**What this task involves**
Restate all the material verbatim, except for the pictures.

[Dataset excerpt]
▬▬▬▬▬▬▬▬▬▬
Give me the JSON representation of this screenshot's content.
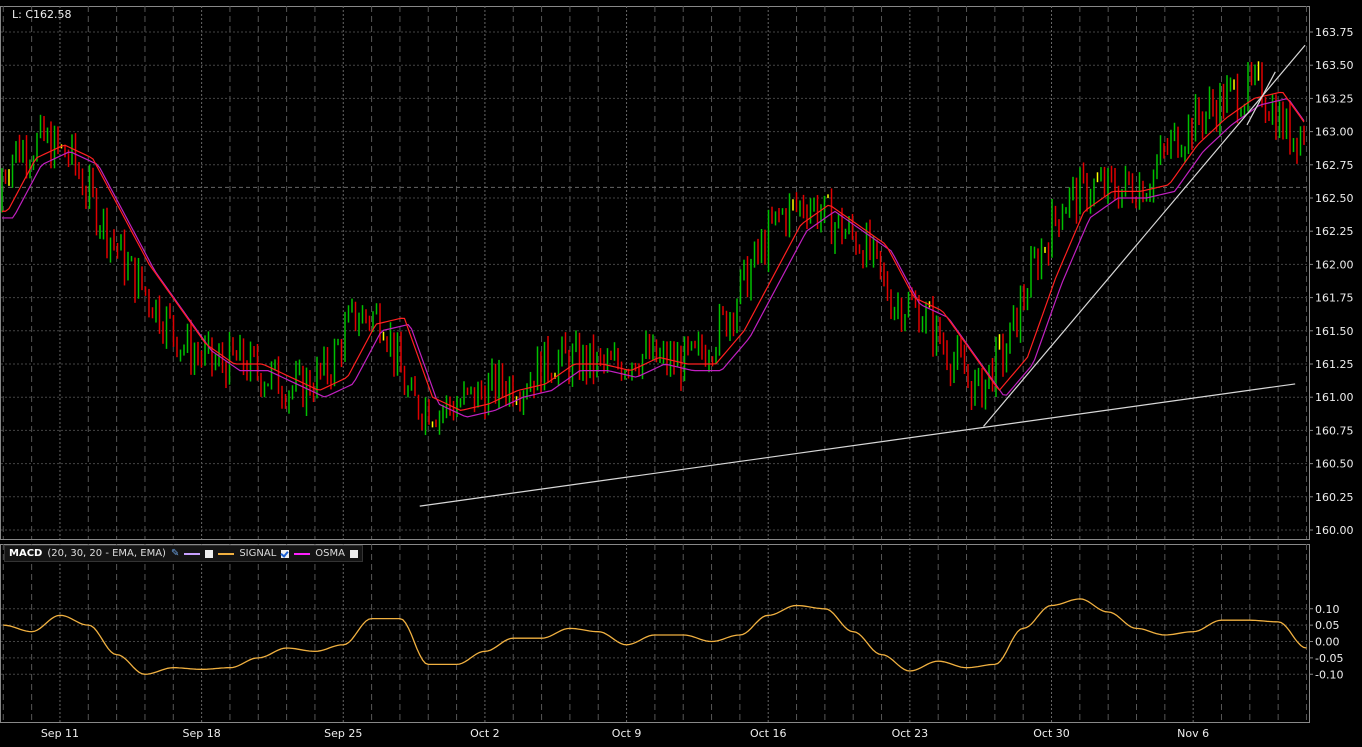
{
  "header": {
    "last_label": "L: C162.58"
  },
  "legend": {
    "name": "MACD",
    "params": "(20, 30, 20 - EMA, EMA)",
    "signal": "SIGNAL",
    "osma": "OSMA"
  },
  "colors": {
    "up": "#00c000",
    "down": "#e00000",
    "doji": "#ffff00",
    "ema_fast": "#ff2020",
    "ema_slow": "#c020c0",
    "signal": "#f0b040",
    "macd": "#c8a0ff",
    "osma": "#ff20ff",
    "trend": "#d8d8d8",
    "grid": "#555555"
  },
  "chart_data": [
    {
      "type": "candlestick",
      "title": "Price",
      "last_price": 162.58,
      "ylim": [
        159.9,
        163.9
      ],
      "yticks": [
        "160.00",
        "160.25",
        "160.50",
        "160.75",
        "161.00",
        "161.25",
        "161.50",
        "161.75",
        "162.00",
        "162.25",
        "162.50",
        "162.75",
        "163.00",
        "163.25",
        "163.50",
        "163.75"
      ],
      "xticks": [
        {
          "label": "Sep 11",
          "day": 2
        },
        {
          "label": "Sep 18",
          "day": 7
        },
        {
          "label": "Sep 25",
          "day": 12
        },
        {
          "label": "Oct 2",
          "day": 17
        },
        {
          "label": "Oct 9",
          "day": 22
        },
        {
          "label": "Oct 16",
          "day": 27
        },
        {
          "label": "Oct 23",
          "day": 32
        },
        {
          "label": "Oct 30",
          "day": 37
        },
        {
          "label": "Nov 6",
          "day": 42
        }
      ],
      "daily_ema": [
        162.4,
        162.8,
        162.9,
        162.8,
        162.4,
        162.0,
        161.7,
        161.4,
        161.25,
        161.25,
        161.15,
        161.05,
        161.15,
        161.55,
        161.6,
        161.0,
        160.9,
        160.95,
        161.05,
        161.1,
        161.25,
        161.25,
        161.2,
        161.3,
        161.25,
        161.25,
        161.5,
        161.9,
        162.3,
        162.45,
        162.3,
        162.15,
        161.75,
        161.65,
        161.35,
        161.05,
        161.3,
        161.9,
        162.4,
        162.55,
        162.55,
        162.6,
        162.9,
        163.1,
        163.25,
        163.3,
        163.0
      ],
      "trendlines": [
        {
          "from": [
            14.7,
            160.18
          ],
          "to": [
            45.6,
            161.1
          ]
        },
        {
          "from": [
            34.6,
            160.78
          ],
          "to": [
            45.95,
            163.65
          ]
        },
        {
          "from": [
            43.9,
            163.05
          ],
          "to": [
            44.9,
            163.45
          ]
        }
      ]
    },
    {
      "type": "line",
      "title": "MACD",
      "ylim": [
        -0.12,
        0.15
      ],
      "yticks": [
        "0.10",
        "0.05",
        "0.00",
        "-0.05",
        "-0.10"
      ],
      "series": [
        {
          "name": "SIGNAL",
          "values": [
            0.05,
            0.03,
            0.08,
            0.05,
            -0.04,
            -0.1,
            -0.08,
            -0.085,
            -0.08,
            -0.05,
            -0.02,
            -0.03,
            -0.01,
            0.07,
            0.07,
            -0.07,
            -0.07,
            -0.03,
            0.01,
            0.01,
            0.04,
            0.03,
            -0.01,
            0.02,
            0.02,
            0.0,
            0.02,
            0.08,
            0.11,
            0.1,
            0.03,
            -0.04,
            -0.09,
            -0.06,
            -0.08,
            -0.07,
            0.04,
            0.11,
            0.13,
            0.09,
            0.04,
            0.02,
            0.03,
            0.065,
            0.065,
            0.06,
            -0.02
          ]
        }
      ]
    }
  ]
}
▬▬▬▬▬▬▬▬▬▬
**Response**
Give me the JSON representation of this screenshot's content.
{
  "header": {
    "last_label": "L: C162.58"
  },
  "legend": {
    "name": "MACD",
    "params": "(20, 30, 20 - EMA, EMA)",
    "signal": "SIGNAL",
    "osma": "OSMA"
  },
  "colors": {
    "up": "#00c000",
    "down": "#e00000",
    "doji": "#ffff00",
    "ema_fast": "#ff2020",
    "ema_slow": "#c020c0",
    "signal": "#f0b040",
    "macd": "#c8a0ff",
    "osma": "#ff20ff",
    "trend": "#d8d8d8",
    "grid": "#555555"
  },
  "chart_data": [
    {
      "type": "candlestick",
      "title": "Price",
      "last_price": 162.58,
      "ylim": [
        159.9,
        163.9
      ],
      "yticks": [
        "160.00",
        "160.25",
        "160.50",
        "160.75",
        "161.00",
        "161.25",
        "161.50",
        "161.75",
        "162.00",
        "162.25",
        "162.50",
        "162.75",
        "163.00",
        "163.25",
        "163.50",
        "163.75"
      ],
      "xticks": [
        {
          "label": "Sep 11",
          "day": 2
        },
        {
          "label": "Sep 18",
          "day": 7
        },
        {
          "label": "Sep 25",
          "day": 12
        },
        {
          "label": "Oct 2",
          "day": 17
        },
        {
          "label": "Oct 9",
          "day": 22
        },
        {
          "label": "Oct 16",
          "day": 27
        },
        {
          "label": "Oct 23",
          "day": 32
        },
        {
          "label": "Oct 30",
          "day": 37
        },
        {
          "label": "Nov 6",
          "day": 42
        }
      ],
      "daily_ema": [
        162.4,
        162.8,
        162.9,
        162.8,
        162.4,
        162.0,
        161.7,
        161.4,
        161.25,
        161.25,
        161.15,
        161.05,
        161.15,
        161.55,
        161.6,
        161.0,
        160.9,
        160.95,
        161.05,
        161.1,
        161.25,
        161.25,
        161.2,
        161.3,
        161.25,
        161.25,
        161.5,
        161.9,
        162.3,
        162.45,
        162.3,
        162.15,
        161.75,
        161.65,
        161.35,
        161.05,
        161.3,
        161.9,
        162.4,
        162.55,
        162.55,
        162.6,
        162.9,
        163.1,
        163.25,
        163.3,
        163.0
      ],
      "trendlines": [
        {
          "from": [
            14.7,
            160.18
          ],
          "to": [
            45.6,
            161.1
          ]
        },
        {
          "from": [
            34.6,
            160.78
          ],
          "to": [
            45.95,
            163.65
          ]
        },
        {
          "from": [
            43.9,
            163.05
          ],
          "to": [
            44.9,
            163.45
          ]
        }
      ]
    },
    {
      "type": "line",
      "title": "MACD",
      "ylim": [
        -0.12,
        0.15
      ],
      "yticks": [
        "0.10",
        "0.05",
        "0.00",
        "-0.05",
        "-0.10"
      ],
      "series": [
        {
          "name": "SIGNAL",
          "values": [
            0.05,
            0.03,
            0.08,
            0.05,
            -0.04,
            -0.1,
            -0.08,
            -0.085,
            -0.08,
            -0.05,
            -0.02,
            -0.03,
            -0.01,
            0.07,
            0.07,
            -0.07,
            -0.07,
            -0.03,
            0.01,
            0.01,
            0.04,
            0.03,
            -0.01,
            0.02,
            0.02,
            0.0,
            0.02,
            0.08,
            0.11,
            0.1,
            0.03,
            -0.04,
            -0.09,
            -0.06,
            -0.08,
            -0.07,
            0.04,
            0.11,
            0.13,
            0.09,
            0.04,
            0.02,
            0.03,
            0.065,
            0.065,
            0.06,
            -0.02
          ]
        }
      ]
    }
  ]
}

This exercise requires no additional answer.